[Records about charts and figures]
* * * *
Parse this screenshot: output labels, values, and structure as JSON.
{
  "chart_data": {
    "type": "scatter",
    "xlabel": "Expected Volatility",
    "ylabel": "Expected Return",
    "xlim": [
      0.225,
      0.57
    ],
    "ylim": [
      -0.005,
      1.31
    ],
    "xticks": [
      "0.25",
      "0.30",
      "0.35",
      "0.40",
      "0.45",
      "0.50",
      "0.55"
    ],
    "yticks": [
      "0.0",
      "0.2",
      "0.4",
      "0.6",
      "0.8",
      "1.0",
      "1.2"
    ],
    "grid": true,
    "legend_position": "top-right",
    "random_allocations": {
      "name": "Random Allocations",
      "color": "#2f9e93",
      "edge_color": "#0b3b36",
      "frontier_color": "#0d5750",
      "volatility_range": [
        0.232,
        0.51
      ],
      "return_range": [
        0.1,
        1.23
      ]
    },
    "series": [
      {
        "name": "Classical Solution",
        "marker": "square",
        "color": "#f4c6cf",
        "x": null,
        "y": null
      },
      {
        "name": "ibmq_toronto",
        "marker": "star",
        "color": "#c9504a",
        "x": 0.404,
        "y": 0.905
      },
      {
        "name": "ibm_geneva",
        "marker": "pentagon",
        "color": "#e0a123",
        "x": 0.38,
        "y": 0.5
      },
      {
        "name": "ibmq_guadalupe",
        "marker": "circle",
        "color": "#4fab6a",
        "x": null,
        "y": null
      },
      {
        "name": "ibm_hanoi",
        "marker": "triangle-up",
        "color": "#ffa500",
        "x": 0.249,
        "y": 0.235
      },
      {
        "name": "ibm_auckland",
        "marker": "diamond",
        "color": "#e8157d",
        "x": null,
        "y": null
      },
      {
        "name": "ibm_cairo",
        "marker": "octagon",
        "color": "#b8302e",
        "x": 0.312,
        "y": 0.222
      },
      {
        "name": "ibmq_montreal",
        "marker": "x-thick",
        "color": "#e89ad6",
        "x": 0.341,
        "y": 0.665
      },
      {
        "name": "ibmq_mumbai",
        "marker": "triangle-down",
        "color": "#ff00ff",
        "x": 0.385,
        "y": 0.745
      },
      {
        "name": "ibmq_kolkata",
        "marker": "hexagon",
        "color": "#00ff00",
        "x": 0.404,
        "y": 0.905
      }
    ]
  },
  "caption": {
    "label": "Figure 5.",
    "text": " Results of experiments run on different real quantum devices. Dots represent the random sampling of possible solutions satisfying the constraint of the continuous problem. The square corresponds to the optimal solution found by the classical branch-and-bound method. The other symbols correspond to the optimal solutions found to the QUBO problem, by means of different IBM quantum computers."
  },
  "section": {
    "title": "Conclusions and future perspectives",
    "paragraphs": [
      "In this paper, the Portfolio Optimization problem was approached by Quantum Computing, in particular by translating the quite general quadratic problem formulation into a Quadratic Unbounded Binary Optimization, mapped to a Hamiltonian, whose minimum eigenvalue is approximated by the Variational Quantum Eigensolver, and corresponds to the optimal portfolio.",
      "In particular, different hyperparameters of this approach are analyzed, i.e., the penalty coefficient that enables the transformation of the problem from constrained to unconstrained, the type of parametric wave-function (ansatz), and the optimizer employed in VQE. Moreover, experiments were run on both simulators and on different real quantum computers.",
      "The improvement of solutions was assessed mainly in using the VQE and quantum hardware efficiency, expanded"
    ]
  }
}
* * * *
(REQUIRED WORK): Take every line from the data that contains the word "triangle".

(TASK OUTPUT):
        "marker": "triangle-up",
        "marker": "triangle-down",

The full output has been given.